* [SHORT TASK] Go through the data below and gather each line containing "западу".

* [DATA IN THIS EXERCISE]
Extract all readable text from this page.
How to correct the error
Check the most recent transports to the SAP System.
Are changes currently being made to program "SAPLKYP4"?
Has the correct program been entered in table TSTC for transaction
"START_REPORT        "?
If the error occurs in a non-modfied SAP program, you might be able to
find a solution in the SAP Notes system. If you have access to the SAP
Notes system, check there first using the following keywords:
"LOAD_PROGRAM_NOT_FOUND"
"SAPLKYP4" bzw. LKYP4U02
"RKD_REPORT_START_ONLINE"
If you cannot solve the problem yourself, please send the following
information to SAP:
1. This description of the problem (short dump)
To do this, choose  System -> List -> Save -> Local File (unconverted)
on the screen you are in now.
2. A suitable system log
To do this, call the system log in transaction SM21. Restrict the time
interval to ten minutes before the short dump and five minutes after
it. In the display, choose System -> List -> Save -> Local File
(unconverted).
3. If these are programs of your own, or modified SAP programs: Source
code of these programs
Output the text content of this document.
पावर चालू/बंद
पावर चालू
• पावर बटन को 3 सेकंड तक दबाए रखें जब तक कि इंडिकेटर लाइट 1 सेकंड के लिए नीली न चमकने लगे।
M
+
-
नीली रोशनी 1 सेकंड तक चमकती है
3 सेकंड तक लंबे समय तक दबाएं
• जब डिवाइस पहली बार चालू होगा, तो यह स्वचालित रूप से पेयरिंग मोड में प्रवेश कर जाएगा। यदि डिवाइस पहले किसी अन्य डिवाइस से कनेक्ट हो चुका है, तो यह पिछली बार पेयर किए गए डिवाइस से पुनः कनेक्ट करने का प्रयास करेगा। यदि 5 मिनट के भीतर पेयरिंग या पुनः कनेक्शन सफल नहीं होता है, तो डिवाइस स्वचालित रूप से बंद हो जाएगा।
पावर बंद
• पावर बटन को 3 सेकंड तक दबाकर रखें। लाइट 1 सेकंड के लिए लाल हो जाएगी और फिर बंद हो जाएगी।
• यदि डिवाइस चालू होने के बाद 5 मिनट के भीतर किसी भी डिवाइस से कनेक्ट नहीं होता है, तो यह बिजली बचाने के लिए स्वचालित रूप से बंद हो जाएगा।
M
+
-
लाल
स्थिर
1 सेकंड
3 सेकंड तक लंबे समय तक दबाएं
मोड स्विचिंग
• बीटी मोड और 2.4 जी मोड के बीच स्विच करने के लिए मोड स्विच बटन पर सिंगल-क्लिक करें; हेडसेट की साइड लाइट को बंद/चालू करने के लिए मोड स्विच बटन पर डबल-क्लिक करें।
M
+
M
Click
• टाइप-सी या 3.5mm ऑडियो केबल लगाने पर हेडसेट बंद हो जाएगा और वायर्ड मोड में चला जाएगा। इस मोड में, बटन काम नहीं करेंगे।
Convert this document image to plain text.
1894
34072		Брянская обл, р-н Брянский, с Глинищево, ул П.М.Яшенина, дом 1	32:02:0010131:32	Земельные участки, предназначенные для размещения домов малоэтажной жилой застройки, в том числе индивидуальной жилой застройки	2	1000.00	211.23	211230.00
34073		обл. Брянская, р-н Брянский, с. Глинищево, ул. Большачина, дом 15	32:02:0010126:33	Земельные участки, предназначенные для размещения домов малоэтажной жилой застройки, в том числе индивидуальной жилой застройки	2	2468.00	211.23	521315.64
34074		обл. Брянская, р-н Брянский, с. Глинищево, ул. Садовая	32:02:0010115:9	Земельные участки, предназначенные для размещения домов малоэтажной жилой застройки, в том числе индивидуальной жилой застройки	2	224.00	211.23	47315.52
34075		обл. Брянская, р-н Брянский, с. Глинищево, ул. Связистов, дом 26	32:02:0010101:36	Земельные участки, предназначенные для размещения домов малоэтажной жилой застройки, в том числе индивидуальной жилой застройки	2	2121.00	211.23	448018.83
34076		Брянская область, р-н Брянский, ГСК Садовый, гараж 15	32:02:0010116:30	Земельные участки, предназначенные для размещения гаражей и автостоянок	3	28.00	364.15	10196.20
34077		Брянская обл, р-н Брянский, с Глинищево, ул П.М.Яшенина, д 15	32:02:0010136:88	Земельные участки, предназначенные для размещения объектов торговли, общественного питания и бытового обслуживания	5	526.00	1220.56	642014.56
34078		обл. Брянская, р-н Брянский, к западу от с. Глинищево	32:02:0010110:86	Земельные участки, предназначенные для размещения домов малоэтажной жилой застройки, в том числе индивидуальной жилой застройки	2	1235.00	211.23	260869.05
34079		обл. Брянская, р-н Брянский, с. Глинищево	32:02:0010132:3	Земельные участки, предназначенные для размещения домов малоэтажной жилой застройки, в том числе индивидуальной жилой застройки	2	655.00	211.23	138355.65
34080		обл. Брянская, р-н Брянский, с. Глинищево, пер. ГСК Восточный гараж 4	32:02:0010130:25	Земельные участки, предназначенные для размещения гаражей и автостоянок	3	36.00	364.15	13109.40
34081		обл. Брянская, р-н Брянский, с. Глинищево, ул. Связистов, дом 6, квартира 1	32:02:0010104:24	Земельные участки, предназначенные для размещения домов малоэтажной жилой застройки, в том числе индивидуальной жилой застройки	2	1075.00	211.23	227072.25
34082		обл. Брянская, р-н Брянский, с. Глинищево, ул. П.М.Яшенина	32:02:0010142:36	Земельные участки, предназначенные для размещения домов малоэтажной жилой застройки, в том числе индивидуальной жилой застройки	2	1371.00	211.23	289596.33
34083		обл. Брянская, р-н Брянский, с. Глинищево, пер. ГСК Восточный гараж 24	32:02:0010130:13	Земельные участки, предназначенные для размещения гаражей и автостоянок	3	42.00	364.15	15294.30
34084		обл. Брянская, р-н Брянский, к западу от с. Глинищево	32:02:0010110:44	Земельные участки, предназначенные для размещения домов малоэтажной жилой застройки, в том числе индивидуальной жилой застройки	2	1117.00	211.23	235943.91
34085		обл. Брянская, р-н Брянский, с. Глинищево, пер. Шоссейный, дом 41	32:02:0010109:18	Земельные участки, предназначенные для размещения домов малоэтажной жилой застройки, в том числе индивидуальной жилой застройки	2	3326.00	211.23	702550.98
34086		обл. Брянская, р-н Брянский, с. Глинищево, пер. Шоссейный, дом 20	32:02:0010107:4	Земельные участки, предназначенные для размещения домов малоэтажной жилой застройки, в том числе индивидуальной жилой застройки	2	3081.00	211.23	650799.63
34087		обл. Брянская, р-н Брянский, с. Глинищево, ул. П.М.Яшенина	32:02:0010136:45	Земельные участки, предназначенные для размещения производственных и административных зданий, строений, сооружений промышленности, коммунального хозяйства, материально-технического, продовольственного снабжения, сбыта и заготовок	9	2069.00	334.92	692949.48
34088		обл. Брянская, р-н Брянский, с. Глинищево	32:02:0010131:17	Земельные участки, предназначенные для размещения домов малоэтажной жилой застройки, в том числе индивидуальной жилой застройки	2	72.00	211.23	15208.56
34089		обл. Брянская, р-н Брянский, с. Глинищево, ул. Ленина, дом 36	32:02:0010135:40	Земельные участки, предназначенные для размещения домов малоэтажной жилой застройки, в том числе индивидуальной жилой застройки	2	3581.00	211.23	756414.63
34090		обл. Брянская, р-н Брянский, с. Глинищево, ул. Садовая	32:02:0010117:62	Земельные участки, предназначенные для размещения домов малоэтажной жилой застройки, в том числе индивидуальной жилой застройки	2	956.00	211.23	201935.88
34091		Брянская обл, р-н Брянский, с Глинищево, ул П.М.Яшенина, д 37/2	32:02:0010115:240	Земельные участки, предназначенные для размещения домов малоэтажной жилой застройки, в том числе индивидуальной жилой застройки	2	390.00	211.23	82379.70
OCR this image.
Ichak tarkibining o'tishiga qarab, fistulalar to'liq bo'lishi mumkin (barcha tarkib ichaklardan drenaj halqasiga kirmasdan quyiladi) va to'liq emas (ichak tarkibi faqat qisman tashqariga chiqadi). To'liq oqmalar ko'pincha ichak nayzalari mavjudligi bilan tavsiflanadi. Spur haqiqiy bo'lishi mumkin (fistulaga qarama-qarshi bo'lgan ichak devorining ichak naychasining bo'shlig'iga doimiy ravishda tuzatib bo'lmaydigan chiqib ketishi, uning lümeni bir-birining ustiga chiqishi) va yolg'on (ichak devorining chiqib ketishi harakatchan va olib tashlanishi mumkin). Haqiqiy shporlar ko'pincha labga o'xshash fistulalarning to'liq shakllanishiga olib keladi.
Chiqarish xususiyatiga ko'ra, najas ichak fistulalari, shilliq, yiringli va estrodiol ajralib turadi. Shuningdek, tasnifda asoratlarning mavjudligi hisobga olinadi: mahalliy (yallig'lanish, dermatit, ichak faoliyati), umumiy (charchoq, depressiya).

* [CORRECT OUTPUT]
34078		обл. Брянская, р-н Брянский, к западу от с. Глинищево	32:02:0010110:86	Земельные участки, предназначенные для размещения домов малоэтажной жилой застройки, в том числе индивидуальной жилой застройки	2	1235.00	211.23	260869.05
34084		обл. Брянская, р-н Брянский, к западу от с. Глинищево	32:02:0010110:44	Земельные участки, предназначенные для размещения домов малоэтажной жилой застройки, в том числе индивидуальной жилой застройки	2	1117.00	211.23	235943.91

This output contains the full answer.